REQUIRED TASK 1. Reproduce the records verbatim, starting at their first line and ending at the line that contains "dialog-app-icon <box>369 34 385 50</box>".

PAGE.
**********

JL: So this was about political testosterone?

GR: (hearty laughter). Yes, its either the fathers were going to get the sons and snuff them or the sons were going to somehow upset or dislodge the fathers and they both seemed to know that. I think that’s what happened between Eric Williams and CLR James, between Rodney and Burnham. And with others too like Rupert Roopnarine and Clive Thomas. So in the case of Guyana it was Rodney, Roopnarine and Thomas vs. Burnham, Burnham and Burnham (boyish chuckle). In Trinidad the generation of Lloyd best, Dennis Solomon and the whole Tapia group lined up against Eric Williams but Williams neutralised the entire thing and did so in very interesting ways. He locked up that generation during the Black Power Movement. Williams showed that that he wasn’t leaving any prisoners when he locked up men like your father Winston Leonard, Abdul Malik and even older figures like Jack Kelshall. But even before those detentions there was a list of non-desirables published in one of the smaller islands and one wondered why these young, bright, academics and professionals were being defined as non-desirables.

JL: Were you on that list?

GR: No I wasn’t strangely. I was kind of disappointed that no one thought I was important enough to make the cut. I was just an idiot talking about calypso and everybody knew there was no culture in calypso or no anything in calypso so I was probably regarded as a deluded person and they left me alone.

JL: Let’s get back to the issue you raised about the generational struggle during the late 60’s and early 70’s.

GR: While it was a generational thing that movement brought writers, orators and researchers and people with any kind of consciousness together. They may have been quite different in ideologies but what they had in common was a sense of representing something new and distinctly different from a previous generation which unfortunately happened to be in control of everything. That’s where the struggle came. That’s where the marching came. That’s where a lot of the bitterness came and the senior generation was driven to defend its turf and take extreme steps. A lot of things that took place in T&T in 1970 like the states of emergency and detentions were extreme and might have even created rebels. I think a lot of attitudes were shaped and hardened because of extremities.

**********

REQUIRED TASK 2. Transcribe the interview word for word, starting at "JL: Let’s get" and ending at "because of extremities.".

**********

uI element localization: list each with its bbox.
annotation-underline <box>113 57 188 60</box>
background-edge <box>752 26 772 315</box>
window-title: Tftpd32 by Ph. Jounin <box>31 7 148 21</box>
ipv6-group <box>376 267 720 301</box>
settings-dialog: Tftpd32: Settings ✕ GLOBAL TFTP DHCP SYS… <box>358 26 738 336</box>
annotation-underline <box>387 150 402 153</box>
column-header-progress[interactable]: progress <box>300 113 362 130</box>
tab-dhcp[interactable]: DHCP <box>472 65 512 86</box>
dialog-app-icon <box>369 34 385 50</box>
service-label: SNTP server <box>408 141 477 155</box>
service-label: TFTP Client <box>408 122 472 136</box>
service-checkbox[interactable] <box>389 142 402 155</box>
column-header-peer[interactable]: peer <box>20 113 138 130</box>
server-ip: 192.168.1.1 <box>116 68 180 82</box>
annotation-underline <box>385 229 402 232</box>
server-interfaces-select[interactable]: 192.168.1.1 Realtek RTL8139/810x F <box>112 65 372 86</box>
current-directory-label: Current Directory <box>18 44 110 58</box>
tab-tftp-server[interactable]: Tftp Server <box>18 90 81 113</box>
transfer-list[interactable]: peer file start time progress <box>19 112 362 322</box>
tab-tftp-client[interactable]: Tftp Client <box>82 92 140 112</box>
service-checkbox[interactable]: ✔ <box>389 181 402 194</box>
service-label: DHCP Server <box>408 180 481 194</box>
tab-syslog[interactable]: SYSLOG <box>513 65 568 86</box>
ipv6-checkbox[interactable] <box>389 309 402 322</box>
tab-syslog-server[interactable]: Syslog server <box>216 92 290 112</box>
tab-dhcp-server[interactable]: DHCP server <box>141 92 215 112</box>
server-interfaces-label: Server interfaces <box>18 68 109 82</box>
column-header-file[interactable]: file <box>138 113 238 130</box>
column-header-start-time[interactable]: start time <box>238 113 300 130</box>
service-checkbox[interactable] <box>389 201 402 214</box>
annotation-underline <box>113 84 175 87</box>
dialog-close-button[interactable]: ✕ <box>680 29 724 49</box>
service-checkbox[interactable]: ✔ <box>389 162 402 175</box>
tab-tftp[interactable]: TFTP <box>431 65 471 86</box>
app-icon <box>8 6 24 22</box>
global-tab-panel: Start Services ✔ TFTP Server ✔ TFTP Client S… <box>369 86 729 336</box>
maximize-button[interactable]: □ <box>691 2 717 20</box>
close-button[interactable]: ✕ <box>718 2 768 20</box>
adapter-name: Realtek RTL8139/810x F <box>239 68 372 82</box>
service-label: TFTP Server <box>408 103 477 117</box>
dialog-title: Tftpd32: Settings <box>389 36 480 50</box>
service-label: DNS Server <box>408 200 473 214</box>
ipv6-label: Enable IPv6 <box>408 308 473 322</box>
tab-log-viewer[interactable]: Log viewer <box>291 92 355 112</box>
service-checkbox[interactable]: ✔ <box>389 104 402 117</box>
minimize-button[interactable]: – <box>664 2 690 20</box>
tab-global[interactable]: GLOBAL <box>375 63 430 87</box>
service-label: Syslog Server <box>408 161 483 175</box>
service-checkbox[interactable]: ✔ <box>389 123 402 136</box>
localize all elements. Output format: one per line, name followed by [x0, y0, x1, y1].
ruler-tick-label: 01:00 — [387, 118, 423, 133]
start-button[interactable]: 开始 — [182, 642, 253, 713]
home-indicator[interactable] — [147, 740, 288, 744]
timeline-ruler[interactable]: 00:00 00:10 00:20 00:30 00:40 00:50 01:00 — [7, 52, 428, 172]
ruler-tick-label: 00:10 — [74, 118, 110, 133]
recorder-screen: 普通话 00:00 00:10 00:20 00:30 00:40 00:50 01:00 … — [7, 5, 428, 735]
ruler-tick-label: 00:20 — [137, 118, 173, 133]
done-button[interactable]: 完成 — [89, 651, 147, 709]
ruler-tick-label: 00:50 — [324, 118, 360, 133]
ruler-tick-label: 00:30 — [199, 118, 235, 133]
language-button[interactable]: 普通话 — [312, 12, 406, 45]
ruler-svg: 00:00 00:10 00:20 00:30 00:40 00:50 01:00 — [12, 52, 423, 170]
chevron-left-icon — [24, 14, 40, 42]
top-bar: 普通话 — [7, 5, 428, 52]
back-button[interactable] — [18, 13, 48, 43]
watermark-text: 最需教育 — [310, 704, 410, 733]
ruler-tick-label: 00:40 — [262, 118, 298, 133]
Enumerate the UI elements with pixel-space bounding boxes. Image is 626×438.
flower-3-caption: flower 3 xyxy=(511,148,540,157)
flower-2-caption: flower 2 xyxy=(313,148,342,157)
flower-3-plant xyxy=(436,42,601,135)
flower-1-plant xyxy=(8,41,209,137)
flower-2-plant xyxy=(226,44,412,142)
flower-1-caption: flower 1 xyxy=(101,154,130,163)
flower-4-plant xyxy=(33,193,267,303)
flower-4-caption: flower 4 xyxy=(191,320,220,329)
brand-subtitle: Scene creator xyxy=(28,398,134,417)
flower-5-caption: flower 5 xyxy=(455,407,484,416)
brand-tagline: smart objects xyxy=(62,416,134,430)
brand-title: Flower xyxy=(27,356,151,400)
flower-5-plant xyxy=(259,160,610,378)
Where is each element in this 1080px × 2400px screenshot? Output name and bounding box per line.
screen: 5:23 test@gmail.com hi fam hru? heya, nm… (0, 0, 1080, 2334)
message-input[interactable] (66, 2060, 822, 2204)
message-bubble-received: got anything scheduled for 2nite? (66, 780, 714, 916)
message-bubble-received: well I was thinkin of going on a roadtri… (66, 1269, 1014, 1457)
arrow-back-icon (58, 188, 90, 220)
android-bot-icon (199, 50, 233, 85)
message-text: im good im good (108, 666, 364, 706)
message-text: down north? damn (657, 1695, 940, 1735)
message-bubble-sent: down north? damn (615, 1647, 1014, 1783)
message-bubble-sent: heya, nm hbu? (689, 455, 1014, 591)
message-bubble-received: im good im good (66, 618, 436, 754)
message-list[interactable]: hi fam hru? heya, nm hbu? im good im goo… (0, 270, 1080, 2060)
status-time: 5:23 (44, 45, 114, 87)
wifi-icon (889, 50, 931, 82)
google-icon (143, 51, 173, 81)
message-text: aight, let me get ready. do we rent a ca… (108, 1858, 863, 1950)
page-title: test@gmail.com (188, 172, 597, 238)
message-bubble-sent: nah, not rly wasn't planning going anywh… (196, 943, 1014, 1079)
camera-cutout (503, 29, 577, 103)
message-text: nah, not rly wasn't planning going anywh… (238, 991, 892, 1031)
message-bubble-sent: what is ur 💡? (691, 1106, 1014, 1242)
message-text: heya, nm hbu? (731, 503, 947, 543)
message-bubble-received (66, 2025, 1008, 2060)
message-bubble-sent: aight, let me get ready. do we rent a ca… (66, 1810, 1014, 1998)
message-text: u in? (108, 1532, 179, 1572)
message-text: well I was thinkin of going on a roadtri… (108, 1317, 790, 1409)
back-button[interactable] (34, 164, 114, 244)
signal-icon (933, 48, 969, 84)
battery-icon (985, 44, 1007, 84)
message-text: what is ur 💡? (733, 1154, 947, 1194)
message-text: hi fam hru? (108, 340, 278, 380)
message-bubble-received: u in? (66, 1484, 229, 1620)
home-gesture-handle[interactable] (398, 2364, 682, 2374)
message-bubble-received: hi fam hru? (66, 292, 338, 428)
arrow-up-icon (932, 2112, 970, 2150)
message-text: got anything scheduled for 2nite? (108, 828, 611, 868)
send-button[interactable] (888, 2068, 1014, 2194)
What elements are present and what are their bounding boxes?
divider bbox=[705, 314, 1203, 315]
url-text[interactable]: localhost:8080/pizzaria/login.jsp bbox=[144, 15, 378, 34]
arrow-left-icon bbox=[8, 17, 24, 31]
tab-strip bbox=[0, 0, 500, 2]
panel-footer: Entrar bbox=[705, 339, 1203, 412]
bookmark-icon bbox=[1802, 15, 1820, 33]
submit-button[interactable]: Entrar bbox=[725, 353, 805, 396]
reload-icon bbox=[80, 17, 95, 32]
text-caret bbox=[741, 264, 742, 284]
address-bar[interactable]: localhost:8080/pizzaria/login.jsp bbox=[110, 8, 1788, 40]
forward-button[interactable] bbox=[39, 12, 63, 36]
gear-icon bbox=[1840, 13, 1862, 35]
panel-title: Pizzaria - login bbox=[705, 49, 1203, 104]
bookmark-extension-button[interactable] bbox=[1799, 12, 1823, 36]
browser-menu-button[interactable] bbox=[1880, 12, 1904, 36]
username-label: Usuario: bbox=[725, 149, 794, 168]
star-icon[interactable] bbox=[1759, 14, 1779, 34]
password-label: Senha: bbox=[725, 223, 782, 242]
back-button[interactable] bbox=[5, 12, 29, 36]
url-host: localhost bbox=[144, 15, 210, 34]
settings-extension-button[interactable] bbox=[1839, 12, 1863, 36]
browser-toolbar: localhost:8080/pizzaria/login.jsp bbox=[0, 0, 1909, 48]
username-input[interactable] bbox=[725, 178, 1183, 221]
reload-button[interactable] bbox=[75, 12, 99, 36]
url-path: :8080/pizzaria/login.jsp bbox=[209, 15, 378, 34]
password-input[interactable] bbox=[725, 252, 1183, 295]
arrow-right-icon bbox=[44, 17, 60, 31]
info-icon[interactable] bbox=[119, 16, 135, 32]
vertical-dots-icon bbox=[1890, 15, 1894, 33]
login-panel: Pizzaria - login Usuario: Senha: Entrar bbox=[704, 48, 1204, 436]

**********

WRITTEN RESPONSE 1.
uI element localization: list each with its bbox.
annotation-underline <box>113 57 188 60</box>
background-edge <box>752 26 772 315</box>
window-title: Tftpd32 by Ph. Jounin <box>31 7 148 21</box>
ipv6-group <box>376 267 720 301</box>
settings-dialog: Tftpd32: Settings ✕ GLOBAL TFTP DHCP SYS… <box>358 26 738 336</box>
annotation-underline <box>387 150 402 153</box>
column-header-progress[interactable]: progress <box>300 113 362 130</box>
tab-dhcp[interactable]: DHCP <box>472 65 512 86</box>
dialog-app-icon <box>369 34 385 50</box>

WRITTEN RESPONSE 2.
JL: Let’s get back to the issue you raised about the generational struggle during the late 60’s and early 70’s.

GR: While it was a generational thing that movement brought writers, orators and researchers and people with any kind of consciousness together. They may have been quite different in ideologies but what they had in common was a sense of representing something new and distinctly different from a previous generation which unfortunately happened to be in control of everything. That’s where the struggle came. That’s where the marching came. That’s where a lot of the bitterness came and the senior generation was driven to defend its turf and take extreme steps. A lot of things that took place in T&T in 1970 like the states of emergency and detentions were extreme and might have even created rebels. I think a lot of attitudes were shaped and hardened because of extremities.